**Task instructions**
Exactly repeat the full listing that follows.

**Data supplied**
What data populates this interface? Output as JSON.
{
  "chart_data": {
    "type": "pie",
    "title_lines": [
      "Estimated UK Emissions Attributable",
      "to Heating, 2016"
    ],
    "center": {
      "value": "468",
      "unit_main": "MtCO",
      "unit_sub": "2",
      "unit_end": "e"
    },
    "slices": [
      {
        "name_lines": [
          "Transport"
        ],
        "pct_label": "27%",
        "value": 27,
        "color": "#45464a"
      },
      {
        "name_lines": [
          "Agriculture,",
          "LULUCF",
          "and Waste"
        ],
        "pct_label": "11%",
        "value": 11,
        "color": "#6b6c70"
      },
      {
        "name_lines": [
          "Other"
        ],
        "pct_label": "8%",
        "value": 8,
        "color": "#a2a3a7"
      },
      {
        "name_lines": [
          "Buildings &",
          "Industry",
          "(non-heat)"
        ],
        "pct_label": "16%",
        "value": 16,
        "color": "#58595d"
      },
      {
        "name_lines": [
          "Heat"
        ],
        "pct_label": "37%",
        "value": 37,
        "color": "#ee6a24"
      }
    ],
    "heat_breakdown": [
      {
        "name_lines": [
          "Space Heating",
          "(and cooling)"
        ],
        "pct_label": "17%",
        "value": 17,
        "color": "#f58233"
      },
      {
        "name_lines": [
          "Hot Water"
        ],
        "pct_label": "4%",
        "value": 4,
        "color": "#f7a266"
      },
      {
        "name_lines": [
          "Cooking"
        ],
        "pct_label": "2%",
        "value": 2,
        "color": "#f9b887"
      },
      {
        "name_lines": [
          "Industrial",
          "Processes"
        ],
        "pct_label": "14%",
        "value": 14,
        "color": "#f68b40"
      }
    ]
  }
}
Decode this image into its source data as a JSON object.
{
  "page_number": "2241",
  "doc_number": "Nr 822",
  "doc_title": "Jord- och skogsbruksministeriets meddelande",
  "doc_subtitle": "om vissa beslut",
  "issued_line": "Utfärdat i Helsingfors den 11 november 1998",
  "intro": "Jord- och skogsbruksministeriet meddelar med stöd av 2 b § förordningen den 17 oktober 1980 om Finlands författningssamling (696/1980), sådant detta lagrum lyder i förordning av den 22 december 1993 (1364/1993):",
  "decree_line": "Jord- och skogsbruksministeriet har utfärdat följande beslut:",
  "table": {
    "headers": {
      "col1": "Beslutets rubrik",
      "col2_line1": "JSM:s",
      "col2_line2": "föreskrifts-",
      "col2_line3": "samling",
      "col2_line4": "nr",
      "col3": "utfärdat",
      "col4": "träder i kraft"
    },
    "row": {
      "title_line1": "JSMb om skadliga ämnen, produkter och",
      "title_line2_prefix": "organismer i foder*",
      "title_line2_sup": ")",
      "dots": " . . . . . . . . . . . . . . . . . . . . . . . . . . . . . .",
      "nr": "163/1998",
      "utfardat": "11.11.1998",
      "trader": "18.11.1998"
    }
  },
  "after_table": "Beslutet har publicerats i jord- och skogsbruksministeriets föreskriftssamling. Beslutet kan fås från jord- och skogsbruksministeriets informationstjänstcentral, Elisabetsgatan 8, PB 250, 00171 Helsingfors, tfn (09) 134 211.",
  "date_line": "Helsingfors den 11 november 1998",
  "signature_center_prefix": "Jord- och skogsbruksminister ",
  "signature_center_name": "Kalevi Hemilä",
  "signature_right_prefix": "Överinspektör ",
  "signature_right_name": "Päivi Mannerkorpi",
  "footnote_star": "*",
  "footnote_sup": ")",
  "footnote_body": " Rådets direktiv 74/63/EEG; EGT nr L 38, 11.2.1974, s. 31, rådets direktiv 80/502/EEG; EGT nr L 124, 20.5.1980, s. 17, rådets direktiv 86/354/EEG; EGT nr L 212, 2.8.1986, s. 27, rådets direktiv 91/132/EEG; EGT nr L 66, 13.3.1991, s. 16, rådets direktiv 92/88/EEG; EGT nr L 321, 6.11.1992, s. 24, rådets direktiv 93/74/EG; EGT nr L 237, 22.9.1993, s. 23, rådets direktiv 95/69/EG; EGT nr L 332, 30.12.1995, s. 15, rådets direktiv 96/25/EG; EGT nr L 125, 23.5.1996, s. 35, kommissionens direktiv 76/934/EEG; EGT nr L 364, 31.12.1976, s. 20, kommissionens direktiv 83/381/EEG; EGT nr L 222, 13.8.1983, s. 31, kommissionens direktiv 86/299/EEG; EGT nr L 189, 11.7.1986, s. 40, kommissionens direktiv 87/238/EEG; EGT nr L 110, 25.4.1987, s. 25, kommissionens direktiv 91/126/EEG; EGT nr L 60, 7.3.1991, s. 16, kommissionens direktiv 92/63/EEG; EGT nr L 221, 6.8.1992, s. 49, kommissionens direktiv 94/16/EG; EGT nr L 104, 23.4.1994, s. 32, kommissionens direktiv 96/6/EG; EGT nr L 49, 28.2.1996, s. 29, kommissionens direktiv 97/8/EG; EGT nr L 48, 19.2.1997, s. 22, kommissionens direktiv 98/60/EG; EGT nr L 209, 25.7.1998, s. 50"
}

**Expected output**
What data populates this interface? Output as JSON.
{
  "chart_data": {
    "type": "pie",
    "title_lines": [
      "Estimated UK Emissions Attributable",
      "to Heating, 2016"
    ],
    "center": {
      "value": "468",
      "unit_main": "MtCO",
      "unit_sub": "2",
      "unit_end": "e"
    },
    "slices": [
      {
        "name_lines": [
          "Transport"
        ],
        "pct_label": "27%",
        "value": 27,
        "color": "#45464a"
      },
      {
        "name_lines": [
          "Agriculture,",
          "LULUCF",
          "and Waste"
        ],
        "pct_label": "11%",
        "value": 11,
        "color": "#6b6c70"
      },
      {
        "name_lines": [
          "Other"
        ],
        "pct_label": "8%",
        "value": 8,
        "color": "#a2a3a7"
      },
      {
        "name_lines": [
          "Buildings &",
          "Industry",
          "(non-heat)"
        ],
        "pct_label": "16%",
        "value": 16,
        "color": "#58595d"
      },
      {
        "name_lines": [
          "Heat"
        ],
        "pct_label": "37%",
        "value": 37,
        "color": "#ee6a24"
      }
    ],
    "heat_breakdown": [
      {
        "name_lines": [
          "Space Heating",
          "(and cooling)"
        ],
        "pct_label": "17%",
        "value": 17,
        "color": "#f58233"
      },
      {
        "name_lines": [
          "Hot Water"
        ],
        "pct_label": "4%",
        "value": 4,
        "color": "#f7a266"
      },
      {
        "name_lines": [
          "Cooking"
        ],
        "pct_label": "2%",
        "value": 2,
        "color": "#f9b887"
      },
      {
        "name_lines": [
          "Industrial",
          "Processes"
        ],
        "pct_label": "14%",
        "value": 14,
        "color": "#f68b40"
      }
    ]
  }
}
Decode this image into its source data as a JSON object.
{
  "page_number": "2241",
  "doc_number": "Nr 822",
  "doc_title": "Jord- och skogsbruksministeriets meddelande",
  "doc_subtitle": "om vissa beslut",
  "issued_line": "Utfärdat i Helsingfors den 11 november 1998",
  "intro": "Jord- och skogsbruksministeriet meddelar med stöd av 2 b § förordningen den 17 oktober 1980 om Finlands författningssamling (696/1980), sådant detta lagrum lyder i förordning av den 22 december 1993 (1364/1993):",
  "decree_line": "Jord- och skogsbruksministeriet har utfärdat följande beslut:",
  "table": {
    "headers": {
      "col1": "Beslutets rubrik",
      "col2_line1": "JSM:s",
      "col2_line2": "föreskrifts-",
      "col2_line3": "samling",
      "col2_line4": "nr",
      "col3": "utfärdat",
      "col4": "träder i kraft"
    },
    "row": {
      "title_line1": "JSMb om skadliga ämnen, produkter och",
      "title_line2_prefix": "organismer i foder*",
      "title_line2_sup": ")",
      "dots": " . . . . . . . . . . . . . . . . . . . . . . . . . . . . . .",
      "nr": "163/1998",
      "utfardat": "11.11.1998",
      "trader": "18.11.1998"
    }
  },
  "after_table": "Beslutet har publicerats i jord- och skogsbruksministeriets föreskriftssamling. Beslutet kan fås från jord- och skogsbruksministeriets informationstjänstcentral, Elisabetsgatan 8, PB 250, 00171 Helsingfors, tfn (09) 134 211.",
  "date_line": "Helsingfors den 11 november 1998",
  "signature_center_prefix": "Jord- och skogsbruksminister ",
  "signature_center_name": "Kalevi Hemilä",
  "signature_right_prefix": "Överinspektör ",
  "signature_right_name": "Päivi Mannerkorpi",
  "footnote_star": "*",
  "footnote_sup": ")",
  "footnote_body": " Rådets direktiv 74/63/EEG; EGT nr L 38, 11.2.1974, s. 31, rådets direktiv 80/502/EEG; EGT nr L 124, 20.5.1980, s. 17, rådets direktiv 86/354/EEG; EGT nr L 212, 2.8.1986, s. 27, rådets direktiv 91/132/EEG; EGT nr L 66, 13.3.1991, s. 16, rådets direktiv 92/88/EEG; EGT nr L 321, 6.11.1992, s. 24, rådets direktiv 93/74/EG; EGT nr L 237, 22.9.1993, s. 23, rådets direktiv 95/69/EG; EGT nr L 332, 30.12.1995, s. 15, rådets direktiv 96/25/EG; EGT nr L 125, 23.5.1996, s. 35, kommissionens direktiv 76/934/EEG; EGT nr L 364, 31.12.1976, s. 20, kommissionens direktiv 83/381/EEG; EGT nr L 222, 13.8.1983, s. 31, kommissionens direktiv 86/299/EEG; EGT nr L 189, 11.7.1986, s. 40, kommissionens direktiv 87/238/EEG; EGT nr L 110, 25.4.1987, s. 25, kommissionens direktiv 91/126/EEG; EGT nr L 60, 7.3.1991, s. 16, kommissionens direktiv 92/63/EEG; EGT nr L 221, 6.8.1992, s. 49, kommissionens direktiv 94/16/EG; EGT nr L 104, 23.4.1994, s. 32, kommissionens direktiv 96/6/EG; EGT nr L 49, 28.2.1996, s. 29, kommissionens direktiv 97/8/EG; EGT nr L 48, 19.2.1997, s. 22, kommissionens direktiv 98/60/EG; EGT nr L 209, 25.7.1998, s. 50"
}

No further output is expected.